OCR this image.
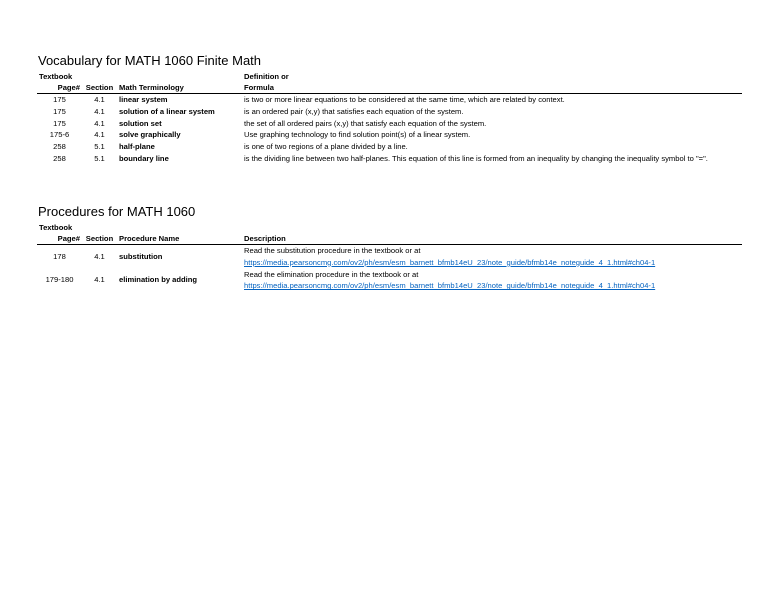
Vocabulary for MATH 1060 Finite Math
Textbook			Definition or
Page#	Section	Math Terminology	Formula
175	4.1	linear system	is two or more linear equations to be considered at the same time, which are related by context.
175	4.1	solution of a linear system	is an ordered pair (x,y) that satisfies each equation of the system.
175	4.1	solution set	the set of all ordered pairs (x,y) that satisfy each equation of the system.
175-6	4.1	solve graphically	Use graphing technology to find solution point(s) of a linear system.
258	5.1	half-plane	is one of two regions of a plane divided by a line.
258	5.1	boundary line	is the dividing line between two half-planes. This equation of this line is formed from an inequality by changing the inequality symbol to "=".
Procedures for MATH 1060
Textbook			
Page#	Section	Procedure Name	Description
178	4.1	substitution	Read the substitution procedure in the textbook or at
https://media.pearsoncmg.com/ov2/ph/esm/esm_barnett_bfmb14eU_23/note_guide/bfmb14e_noteguide_4_1.html#ch04-1

179-180	4.1	elimination by adding	Read the elimination procedure in the textbook or at
https://media.pearsoncmg.com/ov2/ph/esm/esm_barnett_bfmb14eU_23/note_guide/bfmb14e_noteguide_4_1.html#ch04-1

• **Task prompt**
Repeat the material above word for word, please, apart from its images.

• **Full solution**
OCR this image.
Vocabulary for MATH 1060 Finite Math
Textbook			Definition or
Page#	Section	Math Terminology	Formula
175	4.1	linear system	is two or more linear equations to be considered at the same time, which are related by context.
175	4.1	solution of a linear system	is an ordered pair (x,y) that satisfies each equation of the system.
175	4.1	solution set	the set of all ordered pairs (x,y) that satisfy each equation of the system.
175-6	4.1	solve graphically	Use graphing technology to find solution point(s) of a linear system.
258	5.1	half-plane	is one of two regions of a plane divided by a line.
258	5.1	boundary line	is the dividing line between two half-planes. This equation of this line is formed from an inequality by changing the inequality symbol to "=".
Procedures for MATH 1060
Textbook			
Page#	Section	Procedure Name	Description
178	4.1	substitution	Read the substitution procedure in the textbook or at
https://media.pearsoncmg.com/ov2/ph/esm/esm_barnett_bfmb14eU_23/note_guide/bfmb14e_noteguide_4_1.html#ch04-1

179-180	4.1	elimination by adding	Read the elimination procedure in the textbook or at
https://media.pearsoncmg.com/ov2/ph/esm/esm_barnett_bfmb14eU_23/note_guide/bfmb14e_noteguide_4_1.html#ch04-1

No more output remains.